Vorliegender Auszug
++++

Aber das unterhaltsame Musicalformat und der schauspielerische Elan von Gascón und Selena Gomez sowie Zoe Saldana in weiteren Hauptrollen dürften mehr verfangen. Wer wird gewinnen, Altmeister Almodóvar oder der kurzweilig-wilde Audiard?

Wie üblich bei den „europäischen Oscars“ finden sich unter den Nominierungen die europäischen Festivalgewinner des Jahres: Almodóvar erhielt in Venedig den Goldenen Löwen, das Darstellerinnen-Trio von „Emilia Pérez“ wurde in Cannes geehrt, und Gascón hat gute Chancen, nun auch den ersten Europreis für eine Transfrau zu gewinnen.

Karla Sofía Gascón (l.) ist für „Emilia Pérez“ als beste Darstellerin nominiert, hier mit Zoe Saldana als Anwältin Rita.

© dpa/Wild Bunch Germany

Zu den 15 um den Hauptpreis konkurrierenden Titeln zählen außerdem Mati Diops Dokumentarfilm und Goldbären-Gewinner „Dahomey“ (der je zur Hälfte in Paris und Benin spielt), Mohammad Rasoulofs Familiendrama „Die Saat des heiligen Feigenbaums“ über die Frauenproteste im Iran (Jury-Sonderpreis in Cannes), die Palästina-Doku „No Other Land“ (Dokumentarfilmpreis Berlinale) und Coralie Fargeats feministischer Body-Horrorfilm „The Substance“ mit Demi Moore (Bestes Drehbuch in Cannes).

++++

Aufgabenstellung
1. Gib aus dem Auszug über die europäischen Filmpreise den Abschnitt wieder, der mit den Worten „Wie üblich bei“ beginnt und mit „als Anwältin Rita.“ schließt. Ersetze darin „Darstellerinnen-Trio“ durch „Schauspielerinnen-Trio“.
2. Welchen Preis erhielt Almodóvar laut dem Auszug über die europäischen Filmpreise in Venedig?

++++

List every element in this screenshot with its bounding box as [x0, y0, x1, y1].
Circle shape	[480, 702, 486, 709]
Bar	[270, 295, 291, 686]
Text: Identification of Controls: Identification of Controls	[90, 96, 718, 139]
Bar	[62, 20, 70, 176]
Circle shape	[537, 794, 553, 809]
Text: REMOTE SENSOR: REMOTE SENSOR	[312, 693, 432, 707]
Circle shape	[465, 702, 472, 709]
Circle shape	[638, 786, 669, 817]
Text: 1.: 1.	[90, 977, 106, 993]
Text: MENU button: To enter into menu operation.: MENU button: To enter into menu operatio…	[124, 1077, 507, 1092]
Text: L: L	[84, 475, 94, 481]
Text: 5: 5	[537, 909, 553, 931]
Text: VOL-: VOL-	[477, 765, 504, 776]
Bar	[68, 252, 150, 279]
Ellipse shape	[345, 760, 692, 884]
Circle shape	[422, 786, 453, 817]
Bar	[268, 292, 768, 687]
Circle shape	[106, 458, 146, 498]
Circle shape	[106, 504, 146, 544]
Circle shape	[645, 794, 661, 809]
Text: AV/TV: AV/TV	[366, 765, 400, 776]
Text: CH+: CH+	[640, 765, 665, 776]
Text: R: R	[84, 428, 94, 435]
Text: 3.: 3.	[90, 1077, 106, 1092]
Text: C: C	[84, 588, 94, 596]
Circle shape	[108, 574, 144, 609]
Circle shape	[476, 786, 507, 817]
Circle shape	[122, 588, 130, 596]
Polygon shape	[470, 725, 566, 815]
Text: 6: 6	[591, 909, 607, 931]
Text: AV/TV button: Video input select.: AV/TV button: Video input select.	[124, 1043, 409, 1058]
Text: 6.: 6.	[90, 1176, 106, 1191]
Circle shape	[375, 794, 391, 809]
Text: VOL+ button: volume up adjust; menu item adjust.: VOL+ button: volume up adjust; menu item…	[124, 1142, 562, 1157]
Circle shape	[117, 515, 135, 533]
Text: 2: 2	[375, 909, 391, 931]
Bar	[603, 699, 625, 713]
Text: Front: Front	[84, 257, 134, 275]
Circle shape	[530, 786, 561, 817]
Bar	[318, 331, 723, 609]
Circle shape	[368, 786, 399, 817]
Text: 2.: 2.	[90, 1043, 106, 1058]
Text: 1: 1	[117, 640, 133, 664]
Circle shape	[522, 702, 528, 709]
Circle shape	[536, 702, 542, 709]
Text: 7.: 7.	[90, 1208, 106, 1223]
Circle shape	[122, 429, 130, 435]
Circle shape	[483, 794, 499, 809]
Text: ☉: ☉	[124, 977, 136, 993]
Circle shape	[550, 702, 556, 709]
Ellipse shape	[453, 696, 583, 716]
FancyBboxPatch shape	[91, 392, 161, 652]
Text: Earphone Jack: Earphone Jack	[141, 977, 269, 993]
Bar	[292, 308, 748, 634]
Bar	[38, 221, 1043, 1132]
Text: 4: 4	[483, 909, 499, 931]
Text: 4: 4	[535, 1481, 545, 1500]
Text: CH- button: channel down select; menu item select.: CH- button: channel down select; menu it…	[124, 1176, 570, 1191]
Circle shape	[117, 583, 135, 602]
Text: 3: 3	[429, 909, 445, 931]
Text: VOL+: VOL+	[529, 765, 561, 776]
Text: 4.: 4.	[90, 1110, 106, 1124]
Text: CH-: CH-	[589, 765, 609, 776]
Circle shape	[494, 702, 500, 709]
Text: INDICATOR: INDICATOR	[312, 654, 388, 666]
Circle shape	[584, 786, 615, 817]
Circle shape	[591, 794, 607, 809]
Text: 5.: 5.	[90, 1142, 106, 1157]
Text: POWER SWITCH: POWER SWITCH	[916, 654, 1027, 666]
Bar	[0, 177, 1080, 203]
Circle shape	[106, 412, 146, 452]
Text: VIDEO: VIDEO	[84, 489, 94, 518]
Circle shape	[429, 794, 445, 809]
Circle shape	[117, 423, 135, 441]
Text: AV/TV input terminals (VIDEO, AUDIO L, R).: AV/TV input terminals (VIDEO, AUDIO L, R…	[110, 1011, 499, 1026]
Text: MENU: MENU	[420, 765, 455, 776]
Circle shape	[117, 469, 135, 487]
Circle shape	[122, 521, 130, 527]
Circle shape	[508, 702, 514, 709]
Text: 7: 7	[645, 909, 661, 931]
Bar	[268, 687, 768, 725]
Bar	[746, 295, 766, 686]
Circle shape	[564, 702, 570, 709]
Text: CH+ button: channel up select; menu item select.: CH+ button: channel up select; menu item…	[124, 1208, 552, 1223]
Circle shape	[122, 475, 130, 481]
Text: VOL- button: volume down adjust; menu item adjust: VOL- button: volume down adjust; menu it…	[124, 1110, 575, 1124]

++++

Lösungen je Aufgabe
1.
Wie üblich bei den „europäischen Oscars“ finden sich unter den Nominierungen die europäischen Festivalgewinner des Jahres: Almodóvar erhielt in Venedig den Goldenen Löwen, das Schauspielerinnen-Trio von „Emilia Pérez“ wurde in Cannes geehrt, und Gascón hat gute Chancen, nun auch den ersten Europreis für eine Transfrau zu gewinnen.

Karla Sofía Gascón (l.) ist für „Emilia Pérez“ als beste Darstellerin nominiert, hier mit Zoe Saldana als Anwältin Rita.

2. Den Goldenen Löwen.